» **Brief**: Copy each line of the records that contains the word "this".

» **Provided information**:
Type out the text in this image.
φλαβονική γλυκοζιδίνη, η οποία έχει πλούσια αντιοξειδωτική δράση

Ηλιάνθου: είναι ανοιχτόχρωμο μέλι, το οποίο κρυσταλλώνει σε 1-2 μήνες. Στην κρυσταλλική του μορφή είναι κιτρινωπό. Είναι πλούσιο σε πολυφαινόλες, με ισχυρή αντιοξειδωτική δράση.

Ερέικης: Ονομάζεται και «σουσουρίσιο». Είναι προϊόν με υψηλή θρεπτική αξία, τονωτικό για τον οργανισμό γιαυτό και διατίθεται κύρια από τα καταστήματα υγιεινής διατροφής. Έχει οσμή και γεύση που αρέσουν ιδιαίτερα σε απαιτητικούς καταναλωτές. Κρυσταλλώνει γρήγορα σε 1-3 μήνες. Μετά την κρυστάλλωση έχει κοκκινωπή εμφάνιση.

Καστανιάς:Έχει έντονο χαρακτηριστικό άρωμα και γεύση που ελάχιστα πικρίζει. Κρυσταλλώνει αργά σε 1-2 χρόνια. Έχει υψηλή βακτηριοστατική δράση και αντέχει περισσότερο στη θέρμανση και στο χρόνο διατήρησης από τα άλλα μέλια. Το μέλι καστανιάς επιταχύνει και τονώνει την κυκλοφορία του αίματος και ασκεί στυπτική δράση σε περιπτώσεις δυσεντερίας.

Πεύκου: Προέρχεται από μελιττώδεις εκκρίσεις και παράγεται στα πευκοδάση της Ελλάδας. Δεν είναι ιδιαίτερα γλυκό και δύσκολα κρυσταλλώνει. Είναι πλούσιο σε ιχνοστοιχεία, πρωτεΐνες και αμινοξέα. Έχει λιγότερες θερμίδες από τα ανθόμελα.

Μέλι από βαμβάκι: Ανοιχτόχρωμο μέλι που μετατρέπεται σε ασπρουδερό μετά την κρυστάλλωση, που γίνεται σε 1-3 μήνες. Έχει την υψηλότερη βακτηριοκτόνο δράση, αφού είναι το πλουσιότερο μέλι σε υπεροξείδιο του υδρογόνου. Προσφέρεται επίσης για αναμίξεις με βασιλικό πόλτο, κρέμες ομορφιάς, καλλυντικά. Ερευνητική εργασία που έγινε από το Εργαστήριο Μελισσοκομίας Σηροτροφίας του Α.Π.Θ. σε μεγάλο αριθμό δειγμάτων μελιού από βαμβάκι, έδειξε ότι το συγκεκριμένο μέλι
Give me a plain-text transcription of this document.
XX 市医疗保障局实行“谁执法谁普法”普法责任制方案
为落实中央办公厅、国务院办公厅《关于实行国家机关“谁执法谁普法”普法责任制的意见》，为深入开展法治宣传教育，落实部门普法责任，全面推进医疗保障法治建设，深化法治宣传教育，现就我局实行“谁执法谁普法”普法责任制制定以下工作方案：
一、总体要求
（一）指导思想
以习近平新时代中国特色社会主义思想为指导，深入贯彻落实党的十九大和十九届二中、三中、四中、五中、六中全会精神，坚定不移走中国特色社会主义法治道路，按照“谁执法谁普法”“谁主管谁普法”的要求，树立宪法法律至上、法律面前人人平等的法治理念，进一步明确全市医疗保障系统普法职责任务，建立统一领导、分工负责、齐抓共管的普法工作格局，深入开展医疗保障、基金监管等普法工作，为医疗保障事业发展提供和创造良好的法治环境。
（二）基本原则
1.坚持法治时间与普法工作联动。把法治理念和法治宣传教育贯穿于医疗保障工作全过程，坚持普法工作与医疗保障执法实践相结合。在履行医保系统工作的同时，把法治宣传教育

» **Task response**:
Type out the text in this image.
Give me a plain-text transcription of this document.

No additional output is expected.